Repeat each entry as written and leave the images out of the copy.

#####

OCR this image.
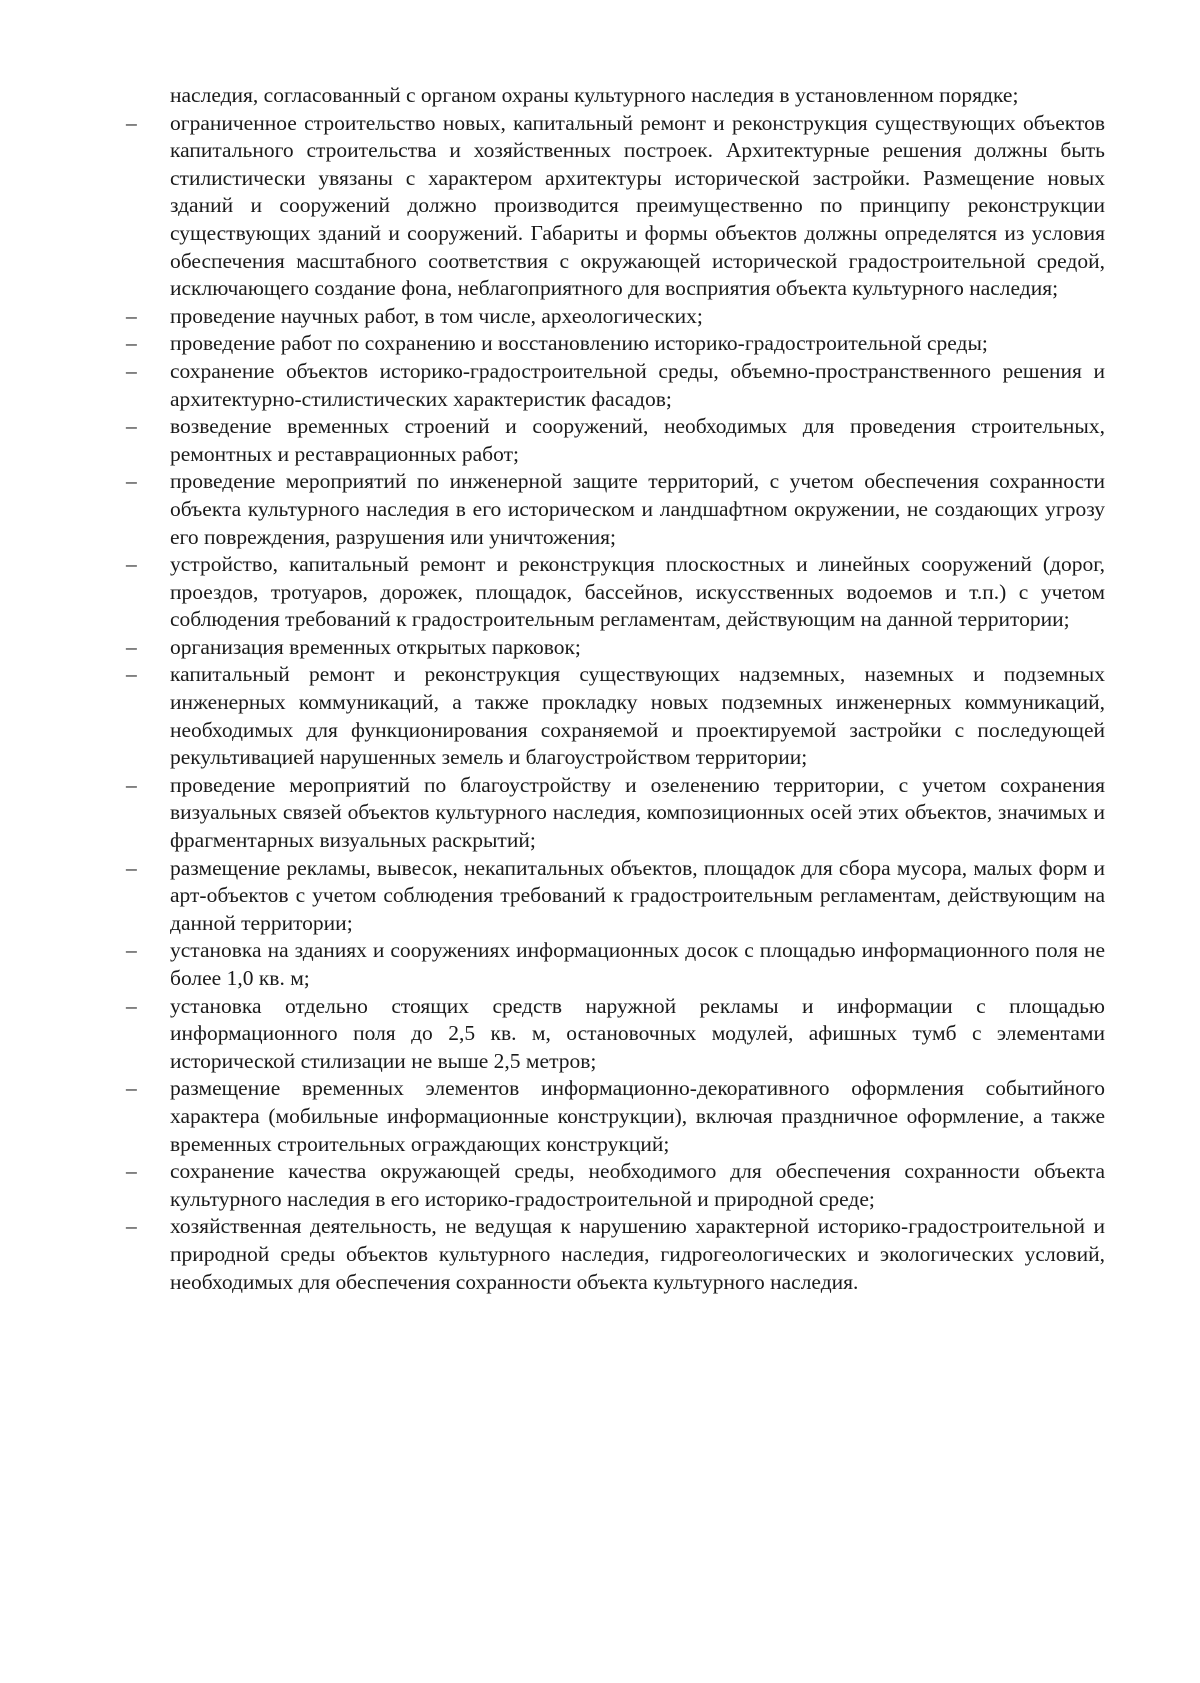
наследия, согласованный с органом охраны культурного наследия в установленном порядке;

–	ограниченное строительство новых, капитальный ремонт и реконструкция существующих объектов капитального строительства и хозяйственных построек. Архитектурные решения должны быть стилистически увязаны с характером архитектуры исторической застройки. Размещение новых зданий и сооружений должно производится преимущественно по принципу реконструкции существующих зданий и сооружений. Габариты и формы объектов должны определятся из условия обеспечения масштабного соответствия с окружающей исторической градостроительной средой, исключающего создание фона, неблагоприятного для восприятия объекта культурного наследия;
–	проведение научных работ, в том числе, археологических;
–	проведение работ по сохранению и восстановлению историко-градостроительной среды;
–	сохранение объектов историко-градостроительной среды, объемно-пространственного решения и архитектурно-стилистических характеристик фасадов;
–	возведение временных строений и сооружений, необходимых для проведения строительных, ремонтных и реставрационных работ;
–	проведение мероприятий по инженерной защите территорий, с учетом обеспечения сохранности объекта культурного наследия в его историческом и ландшафтном окружении, не создающих угрозу его повреждения, разрушения или уничтожения;
–	устройство, капитальный ремонт и реконструкция плоскостных и линейных сооружений (дорог, проездов, тротуаров, дорожек, площадок, бассейнов, искусственных водоемов и т.п.) с учетом соблюдения требований к градостроительным регламентам, действующим на данной территории;
–	организация временных открытых парковок;
–	капитальный ремонт и реконструкция существующих надземных, наземных и подземных инженерных коммуникаций, а также прокладку новых подземных инженерных коммуникаций, необходимых для функционирования сохраняемой и проектируемой застройки с последующей рекультивацией нарушенных земель и благоустройством территории;
–	проведение мероприятий по благоустройству и озеленению территории, с учетом сохранения визуальных связей объектов культурного наследия, композиционных осей этих объектов, значимых и фрагментарных визуальных раскрытий;
–	размещение рекламы, вывесок, некапитальных объектов, площадок для сбора мусора, малых форм и арт-объектов с учетом соблюдения требований к градостроительным регламентам, действующим на данной территории;
–	установка на зданиях и сооружениях информационных досок с площадью информационного поля не более 1,0 кв. м;
–	установка отдельно стоящих средств наружной рекламы и информации с площадью информационного поля до 2,5 кв. м, остановочных модулей, афишных тумб с элементами исторической стилизации не выше 2,5 метров;
–	размещение временных элементов информационно-декоративного оформления событийного характера (мобильные информационные конструкции), включая праздничное оформление, а также временных строительных ограждающих конструкций;
–	сохранение качества окружающей среды, необходимого для обеспечения сохранности объекта культурного наследия в его историко-градостроительной и природной среде;
–	хозяйственная деятельность, не ведущая к нарушению характерной историко-градостроительной и природной среды объектов культурного наследия, гидрогеологических и экологических условий, необходимых для обеспечения сохранности объекта культурного наследия.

#####

Task result:
OCR this image.
наследия, согласованный с органом охраны культурного наследия в установленном порядке;

–	ограниченное строительство новых, капитальный ремонт и реконструкция существующих объектов капитального строительства и хозяйственных построек. Архитектурные решения должны быть стилистически увязаны с характером архитектуры исторической застройки. Размещение новых зданий и сооружений должно производится преимущественно по принципу реконструкции существующих зданий и сооружений. Габариты и формы объектов должны определятся из условия обеспечения масштабного соответствия с окружающей исторической градостроительной средой, исключающего создание фона, неблагоприятного для восприятия объекта культурного наследия;
–	проведение научных работ, в том числе, археологических;
–	проведение работ по сохранению и восстановлению историко-градостроительной среды;
–	сохранение объектов историко-градостроительной среды, объемно-пространственного решения и архитектурно-стилистических характеристик фасадов;
–	возведение временных строений и сооружений, необходимых для проведения строительных, ремонтных и реставрационных работ;
–	проведение мероприятий по инженерной защите территорий, с учетом обеспечения сохранности объекта культурного наследия в его историческом и ландшафтном окружении, не создающих угрозу его повреждения, разрушения или уничтожения;
–	устройство, капитальный ремонт и реконструкция плоскостных и линейных сооружений (дорог, проездов, тротуаров, дорожек, площадок, бассейнов, искусственных водоемов и т.п.) с учетом соблюдения требований к градостроительным регламентам, действующим на данной территории;
–	организация временных открытых парковок;
–	капитальный ремонт и реконструкция существующих надземных, наземных и подземных инженерных коммуникаций, а также прокладку новых подземных инженерных коммуникаций, необходимых для функционирования сохраняемой и проектируемой застройки с последующей рекультивацией нарушенных земель и благоустройством территории;
–	проведение мероприятий по благоустройству и озеленению территории, с учетом сохранения визуальных связей объектов культурного наследия, композиционных осей этих объектов, значимых и фрагментарных визуальных раскрытий;
–	размещение рекламы, вывесок, некапитальных объектов, площадок для сбора мусора, малых форм и арт-объектов с учетом соблюдения требований к градостроительным регламентам, действующим на данной территории;
–	установка на зданиях и сооружениях информационных досок с площадью информационного поля не более 1,0 кв. м;
–	установка отдельно стоящих средств наружной рекламы и информации с площадью информационного поля до 2,5 кв. м, остановочных модулей, афишных тумб с элементами исторической стилизации не выше 2,5 метров;
–	размещение временных элементов информационно-декоративного оформления событийного характера (мобильные информационные конструкции), включая праздничное оформление, а также временных строительных ограждающих конструкций;
–	сохранение качества окружающей среды, необходимого для обеспечения сохранности объекта культурного наследия в его историко-градостроительной и природной среде;
–	хозяйственная деятельность, не ведущая к нарушению характерной историко-градостроительной и природной среды объектов культурного наследия, гидрогеологических и экологических условий, необходимых для обеспечения сохранности объекта культурного наследия.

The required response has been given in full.